• Rows from a figure dataset
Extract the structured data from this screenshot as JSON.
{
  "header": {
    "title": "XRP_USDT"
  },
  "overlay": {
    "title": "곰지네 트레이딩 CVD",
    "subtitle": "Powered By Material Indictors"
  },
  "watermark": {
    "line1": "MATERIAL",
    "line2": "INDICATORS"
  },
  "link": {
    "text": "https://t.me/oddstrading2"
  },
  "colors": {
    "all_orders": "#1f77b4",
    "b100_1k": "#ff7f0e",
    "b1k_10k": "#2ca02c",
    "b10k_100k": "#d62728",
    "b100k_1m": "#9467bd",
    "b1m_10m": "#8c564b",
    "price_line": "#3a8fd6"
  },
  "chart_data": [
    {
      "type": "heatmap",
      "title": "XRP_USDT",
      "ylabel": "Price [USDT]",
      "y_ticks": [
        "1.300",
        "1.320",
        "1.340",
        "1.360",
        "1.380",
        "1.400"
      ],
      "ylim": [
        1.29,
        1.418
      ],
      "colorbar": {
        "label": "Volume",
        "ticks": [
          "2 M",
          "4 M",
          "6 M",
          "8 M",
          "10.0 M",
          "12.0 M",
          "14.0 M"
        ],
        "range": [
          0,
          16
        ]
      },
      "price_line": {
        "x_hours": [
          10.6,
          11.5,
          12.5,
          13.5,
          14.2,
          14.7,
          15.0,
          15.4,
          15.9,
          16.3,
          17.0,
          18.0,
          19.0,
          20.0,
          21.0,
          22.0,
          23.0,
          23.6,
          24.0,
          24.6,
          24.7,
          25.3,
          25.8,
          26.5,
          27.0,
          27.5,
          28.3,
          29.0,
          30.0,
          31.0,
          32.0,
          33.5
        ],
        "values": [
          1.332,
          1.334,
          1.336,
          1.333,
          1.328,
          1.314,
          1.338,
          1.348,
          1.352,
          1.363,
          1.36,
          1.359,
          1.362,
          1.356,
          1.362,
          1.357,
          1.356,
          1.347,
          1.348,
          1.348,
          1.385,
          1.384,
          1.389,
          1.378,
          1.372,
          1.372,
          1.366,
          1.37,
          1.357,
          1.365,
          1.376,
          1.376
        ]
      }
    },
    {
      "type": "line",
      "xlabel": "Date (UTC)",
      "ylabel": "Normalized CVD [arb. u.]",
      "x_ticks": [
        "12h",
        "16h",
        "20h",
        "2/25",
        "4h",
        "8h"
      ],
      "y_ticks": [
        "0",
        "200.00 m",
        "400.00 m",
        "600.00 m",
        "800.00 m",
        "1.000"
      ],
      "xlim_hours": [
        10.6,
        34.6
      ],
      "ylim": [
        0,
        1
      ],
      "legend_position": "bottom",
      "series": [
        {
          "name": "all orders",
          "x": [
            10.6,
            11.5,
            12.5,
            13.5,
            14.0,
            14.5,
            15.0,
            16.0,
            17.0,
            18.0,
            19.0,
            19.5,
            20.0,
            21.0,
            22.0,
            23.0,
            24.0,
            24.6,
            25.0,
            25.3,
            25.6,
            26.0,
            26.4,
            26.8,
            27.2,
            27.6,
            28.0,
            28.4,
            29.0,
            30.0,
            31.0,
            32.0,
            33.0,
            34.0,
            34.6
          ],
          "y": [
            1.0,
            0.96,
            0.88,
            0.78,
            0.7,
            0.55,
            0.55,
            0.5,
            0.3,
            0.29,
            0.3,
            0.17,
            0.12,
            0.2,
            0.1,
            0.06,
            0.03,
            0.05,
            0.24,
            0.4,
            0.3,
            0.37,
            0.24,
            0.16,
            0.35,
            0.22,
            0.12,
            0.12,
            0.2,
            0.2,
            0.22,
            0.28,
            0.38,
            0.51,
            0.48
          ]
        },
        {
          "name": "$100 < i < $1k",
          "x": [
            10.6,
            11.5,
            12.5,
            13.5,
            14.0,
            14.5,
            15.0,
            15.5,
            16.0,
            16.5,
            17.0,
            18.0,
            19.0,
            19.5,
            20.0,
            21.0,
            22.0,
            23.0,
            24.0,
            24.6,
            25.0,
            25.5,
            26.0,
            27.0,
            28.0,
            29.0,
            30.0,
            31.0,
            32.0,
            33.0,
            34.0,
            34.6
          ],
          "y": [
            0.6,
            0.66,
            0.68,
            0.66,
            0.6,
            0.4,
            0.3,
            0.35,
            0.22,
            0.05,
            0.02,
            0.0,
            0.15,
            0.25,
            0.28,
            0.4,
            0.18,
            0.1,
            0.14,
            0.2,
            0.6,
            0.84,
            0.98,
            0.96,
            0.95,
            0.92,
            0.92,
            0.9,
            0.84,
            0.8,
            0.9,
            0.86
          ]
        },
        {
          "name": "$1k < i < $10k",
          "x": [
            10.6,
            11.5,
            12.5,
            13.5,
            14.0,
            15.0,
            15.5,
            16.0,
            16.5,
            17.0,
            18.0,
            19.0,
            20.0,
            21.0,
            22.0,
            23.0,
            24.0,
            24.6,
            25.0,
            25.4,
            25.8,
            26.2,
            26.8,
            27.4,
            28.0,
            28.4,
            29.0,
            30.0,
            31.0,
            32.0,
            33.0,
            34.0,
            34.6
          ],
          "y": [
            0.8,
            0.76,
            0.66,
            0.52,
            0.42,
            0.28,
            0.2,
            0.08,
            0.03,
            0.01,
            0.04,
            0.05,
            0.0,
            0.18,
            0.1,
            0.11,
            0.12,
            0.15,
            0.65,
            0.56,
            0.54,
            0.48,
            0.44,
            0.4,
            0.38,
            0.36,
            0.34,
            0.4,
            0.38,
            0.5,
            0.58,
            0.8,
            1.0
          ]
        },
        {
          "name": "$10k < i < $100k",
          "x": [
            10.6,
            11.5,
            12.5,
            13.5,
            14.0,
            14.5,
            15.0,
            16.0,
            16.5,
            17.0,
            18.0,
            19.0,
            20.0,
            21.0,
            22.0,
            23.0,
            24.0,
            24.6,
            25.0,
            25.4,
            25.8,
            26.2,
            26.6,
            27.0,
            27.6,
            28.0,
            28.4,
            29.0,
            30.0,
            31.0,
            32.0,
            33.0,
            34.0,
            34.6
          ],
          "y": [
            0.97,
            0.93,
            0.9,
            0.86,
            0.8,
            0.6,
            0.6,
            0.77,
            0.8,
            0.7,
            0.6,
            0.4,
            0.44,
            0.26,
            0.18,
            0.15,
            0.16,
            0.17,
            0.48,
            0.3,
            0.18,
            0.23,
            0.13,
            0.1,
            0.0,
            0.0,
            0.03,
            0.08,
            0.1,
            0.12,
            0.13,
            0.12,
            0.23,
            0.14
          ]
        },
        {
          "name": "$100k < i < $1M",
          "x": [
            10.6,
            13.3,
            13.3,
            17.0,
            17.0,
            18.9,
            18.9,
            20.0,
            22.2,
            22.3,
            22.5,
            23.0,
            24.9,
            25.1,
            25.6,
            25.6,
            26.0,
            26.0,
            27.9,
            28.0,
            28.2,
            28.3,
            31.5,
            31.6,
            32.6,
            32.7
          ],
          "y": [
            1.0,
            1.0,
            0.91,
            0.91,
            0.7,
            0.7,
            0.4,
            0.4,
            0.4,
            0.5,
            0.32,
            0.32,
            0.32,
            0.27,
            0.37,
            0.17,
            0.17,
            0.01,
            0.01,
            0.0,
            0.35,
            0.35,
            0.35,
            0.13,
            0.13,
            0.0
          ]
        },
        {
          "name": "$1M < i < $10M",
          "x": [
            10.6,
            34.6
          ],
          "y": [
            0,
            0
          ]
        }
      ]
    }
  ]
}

• What to produce
Could you transcribe the records in full, exactly?

• Full output
Extract the structured data from this screenshot as JSON.
{
  "header": {
    "title": "XRP_USDT"
  },
  "overlay": {
    "title": "곰지네 트레이딩 CVD",
    "subtitle": "Powered By Material Indictors"
  },
  "watermark": {
    "line1": "MATERIAL",
    "line2": "INDICATORS"
  },
  "link": {
    "text": "https://t.me/oddstrading2"
  },
  "colors": {
    "all_orders": "#1f77b4",
    "b100_1k": "#ff7f0e",
    "b1k_10k": "#2ca02c",
    "b10k_100k": "#d62728",
    "b100k_1m": "#9467bd",
    "b1m_10m": "#8c564b",
    "price_line": "#3a8fd6"
  },
  "chart_data": [
    {
      "type": "heatmap",
      "title": "XRP_USDT",
      "ylabel": "Price [USDT]",
      "y_ticks": [
        "1.300",
        "1.320",
        "1.340",
        "1.360",
        "1.380",
        "1.400"
      ],
      "ylim": [
        1.29,
        1.418
      ],
      "colorbar": {
        "label": "Volume",
        "ticks": [
          "2 M",
          "4 M",
          "6 M",
          "8 M",
          "10.0 M",
          "12.0 M",
          "14.0 M"
        ],
        "range": [
          0,
          16
        ]
      },
      "price_line": {
        "x_hours": [
          10.6,
          11.5,
          12.5,
          13.5,
          14.2,
          14.7,
          15.0,
          15.4,
          15.9,
          16.3,
          17.0,
          18.0,
          19.0,
          20.0,
          21.0,
          22.0,
          23.0,
          23.6,
          24.0,
          24.6,
          24.7,
          25.3,
          25.8,
          26.5,
          27.0,
          27.5,
          28.3,
          29.0,
          30.0,
          31.0,
          32.0,
          33.5
        ],
        "values": [
          1.332,
          1.334,
          1.336,
          1.333,
          1.328,
          1.314,
          1.338,
          1.348,
          1.352,
          1.363,
          1.36,
          1.359,
          1.362,
          1.356,
          1.362,
          1.357,
          1.356,
          1.347,
          1.348,
          1.348,
          1.385,
          1.384,
          1.389,
          1.378,
          1.372,
          1.372,
          1.366,
          1.37,
          1.357,
          1.365,
          1.376,
          1.376
        ]
      }
    },
    {
      "type": "line",
      "xlabel": "Date (UTC)",
      "ylabel": "Normalized CVD [arb. u.]",
      "x_ticks": [
        "12h",
        "16h",
        "20h",
        "2/25",
        "4h",
        "8h"
      ],
      "y_ticks": [
        "0",
        "200.00 m",
        "400.00 m",
        "600.00 m",
        "800.00 m",
        "1.000"
      ],
      "xlim_hours": [
        10.6,
        34.6
      ],
      "ylim": [
        0,
        1
      ],
      "legend_position": "bottom",
      "series": [
        {
          "name": "all orders",
          "x": [
            10.6,
            11.5,
            12.5,
            13.5,
            14.0,
            14.5,
            15.0,
            16.0,
            17.0,
            18.0,
            19.0,
            19.5,
            20.0,
            21.0,
            22.0,
            23.0,
            24.0,
            24.6,
            25.0,
            25.3,
            25.6,
            26.0,
            26.4,
            26.8,
            27.2,
            27.6,
            28.0,
            28.4,
            29.0,
            30.0,
            31.0,
            32.0,
            33.0,
            34.0,
            34.6
          ],
          "y": [
            1.0,
            0.96,
            0.88,
            0.78,
            0.7,
            0.55,
            0.55,
            0.5,
            0.3,
            0.29,
            0.3,
            0.17,
            0.12,
            0.2,
            0.1,
            0.06,
            0.03,
            0.05,
            0.24,
            0.4,
            0.3,
            0.37,
            0.24,
            0.16,
            0.35,
            0.22,
            0.12,
            0.12,
            0.2,
            0.2,
            0.22,
            0.28,
            0.38,
            0.51,
            0.48
          ]
        },
        {
          "name": "$100 < i < $1k",
          "x": [
            10.6,
            11.5,
            12.5,
            13.5,
            14.0,
            14.5,
            15.0,
            15.5,
            16.0,
            16.5,
            17.0,
            18.0,
            19.0,
            19.5,
            20.0,
            21.0,
            22.0,
            23.0,
            24.0,
            24.6,
            25.0,
            25.5,
            26.0,
            27.0,
            28.0,
            29.0,
            30.0,
            31.0,
            32.0,
            33.0,
            34.0,
            34.6
          ],
          "y": [
            0.6,
            0.66,
            0.68,
            0.66,
            0.6,
            0.4,
            0.3,
            0.35,
            0.22,
            0.05,
            0.02,
            0.0,
            0.15,
            0.25,
            0.28,
            0.4,
            0.18,
            0.1,
            0.14,
            0.2,
            0.6,
            0.84,
            0.98,
            0.96,
            0.95,
            0.92,
            0.92,
            0.9,
            0.84,
            0.8,
            0.9,
            0.86
          ]
        },
        {
          "name": "$1k < i < $10k",
          "x": [
            10.6,
            11.5,
            12.5,
            13.5,
            14.0,
            15.0,
            15.5,
            16.0,
            16.5,
            17.0,
            18.0,
            19.0,
            20.0,
            21.0,
            22.0,
            23.0,
            24.0,
            24.6,
            25.0,
            25.4,
            25.8,
            26.2,
            26.8,
            27.4,
            28.0,
            28.4,
            29.0,
            30.0,
            31.0,
            32.0,
            33.0,
            34.0,
            34.6
          ],
          "y": [
            0.8,
            0.76,
            0.66,
            0.52,
            0.42,
            0.28,
            0.2,
            0.08,
            0.03,
            0.01,
            0.04,
            0.05,
            0.0,
            0.18,
            0.1,
            0.11,
            0.12,
            0.15,
            0.65,
            0.56,
            0.54,
            0.48,
            0.44,
            0.4,
            0.38,
            0.36,
            0.34,
            0.4,
            0.38,
            0.5,
            0.58,
            0.8,
            1.0
          ]
        },
        {
          "name": "$10k < i < $100k",
          "x": [
            10.6,
            11.5,
            12.5,
            13.5,
            14.0,
            14.5,
            15.0,
            16.0,
            16.5,
            17.0,
            18.0,
            19.0,
            20.0,
            21.0,
            22.0,
            23.0,
            24.0,
            24.6,
            25.0,
            25.4,
            25.8,
            26.2,
            26.6,
            27.0,
            27.6,
            28.0,
            28.4,
            29.0,
            30.0,
            31.0,
            32.0,
            33.0,
            34.0,
            34.6
          ],
          "y": [
            0.97,
            0.93,
            0.9,
            0.86,
            0.8,
            0.6,
            0.6,
            0.77,
            0.8,
            0.7,
            0.6,
            0.4,
            0.44,
            0.26,
            0.18,
            0.15,
            0.16,
            0.17,
            0.48,
            0.3,
            0.18,
            0.23,
            0.13,
            0.1,
            0.0,
            0.0,
            0.03,
            0.08,
            0.1,
            0.12,
            0.13,
            0.12,
            0.23,
            0.14
          ]
        },
        {
          "name": "$100k < i < $1M",
          "x": [
            10.6,
            13.3,
            13.3,
            17.0,
            17.0,
            18.9,
            18.9,
            20.0,
            22.2,
            22.3,
            22.5,
            23.0,
            24.9,
            25.1,
            25.6,
            25.6,
            26.0,
            26.0,
            27.9,
            28.0,
            28.2,
            28.3,
            31.5,
            31.6,
            32.6,
            32.7
          ],
          "y": [
            1.0,
            1.0,
            0.91,
            0.91,
            0.7,
            0.7,
            0.4,
            0.4,
            0.4,
            0.5,
            0.32,
            0.32,
            0.32,
            0.27,
            0.37,
            0.17,
            0.17,
            0.01,
            0.01,
            0.0,
            0.35,
            0.35,
            0.35,
            0.13,
            0.13,
            0.0
          ]
        },
        {
          "name": "$1M < i < $10M",
          "x": [
            10.6,
            34.6
          ],
          "y": [
            0,
            0
          ]
        }
      ]
    }
  ]
}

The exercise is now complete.